[Goal of the exercise] Sift the material for lines containing "taxes", and return them.

---------- Provided records

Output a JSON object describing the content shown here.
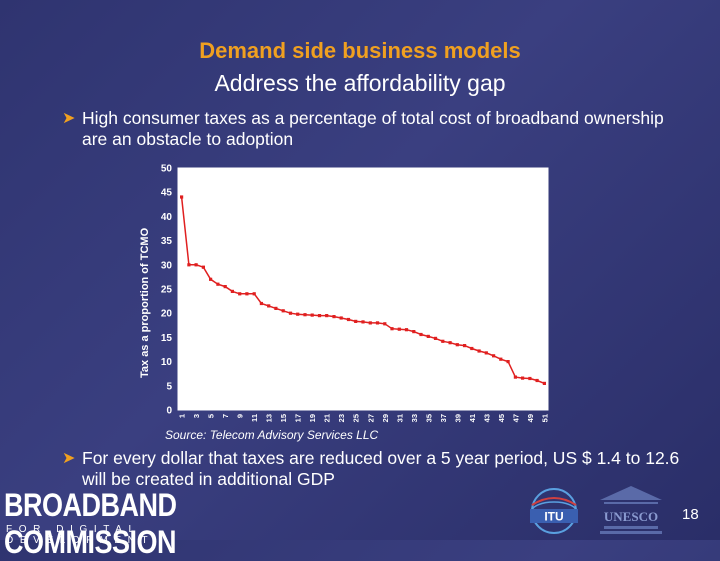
{
  "slide": {
    "title": "Demand side business models",
    "subtitle": "Address the affordability gap",
    "bullet1": "High consumer taxes as a percentage of total cost of broadband ownership are an obstacle to adoption",
    "bullet2": "For every dollar that taxes are reduced over a 5 year period, US $ 1.4 to 12.6 will be created in additional GDP",
    "source": "Source: Telecom Advisory Services LLC",
    "page_number": "18",
    "accent_color": "#f0a020",
    "background_color": "#2f3470"
  },
  "logos": {
    "broadband_commission": "BROADBAND COMMISSION",
    "broadband_tagline": "FOR DIGITAL DEVELOPMENT",
    "itu": "ITU",
    "unesco": "UNESCO"
  },
  "icons": {
    "bullet": "arrow-bullet-icon"
  },
  "chart_data": {
    "type": "line",
    "title": "",
    "xlabel": "",
    "ylabel": "Tax as a proportion of TCMO",
    "ylim": [
      0,
      50
    ],
    "yticks": [
      0,
      5,
      10,
      15,
      20,
      25,
      30,
      35,
      40,
      45,
      50
    ],
    "xticks": [
      1,
      3,
      5,
      7,
      9,
      11,
      13,
      15,
      17,
      19,
      21,
      23,
      25,
      27,
      29,
      31,
      33,
      35,
      37,
      39,
      41,
      43,
      45,
      47,
      49,
      51
    ],
    "grid": false,
    "series_color": "#e02020",
    "x": [
      1,
      2,
      3,
      4,
      5,
      6,
      7,
      8,
      9,
      10,
      11,
      12,
      13,
      14,
      15,
      16,
      17,
      18,
      19,
      20,
      21,
      22,
      23,
      24,
      25,
      26,
      27,
      28,
      29,
      30,
      31,
      32,
      33,
      34,
      35,
      36,
      37,
      38,
      39,
      40,
      41,
      42,
      43,
      44,
      45,
      46,
      47,
      48,
      49,
      50,
      51
    ],
    "values": [
      44,
      30,
      30,
      29.5,
      27,
      26,
      25.5,
      24.5,
      24,
      24,
      24,
      22,
      21.5,
      21,
      20.5,
      20,
      19.8,
      19.7,
      19.6,
      19.5,
      19.5,
      19.3,
      19,
      18.7,
      18.3,
      18.2,
      18,
      18,
      17.8,
      16.8,
      16.7,
      16.6,
      16.2,
      15.6,
      15.2,
      14.8,
      14.2,
      13.9,
      13.5,
      13.3,
      12.7,
      12.2,
      11.8,
      11.2,
      10.5,
      10,
      6.8,
      6.6,
      6.5,
      6.1,
      5.5
    ]
  }
}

--------------------

[Exercise output]
    "bullet1": "High consumer taxes as a percentage of total cost of broadband ownership are an obstacle to adoption",
    "bullet2": "For every dollar that taxes are reduced over a 5 year period, US $ 1.4 to 12.6 will be created in additional GDP",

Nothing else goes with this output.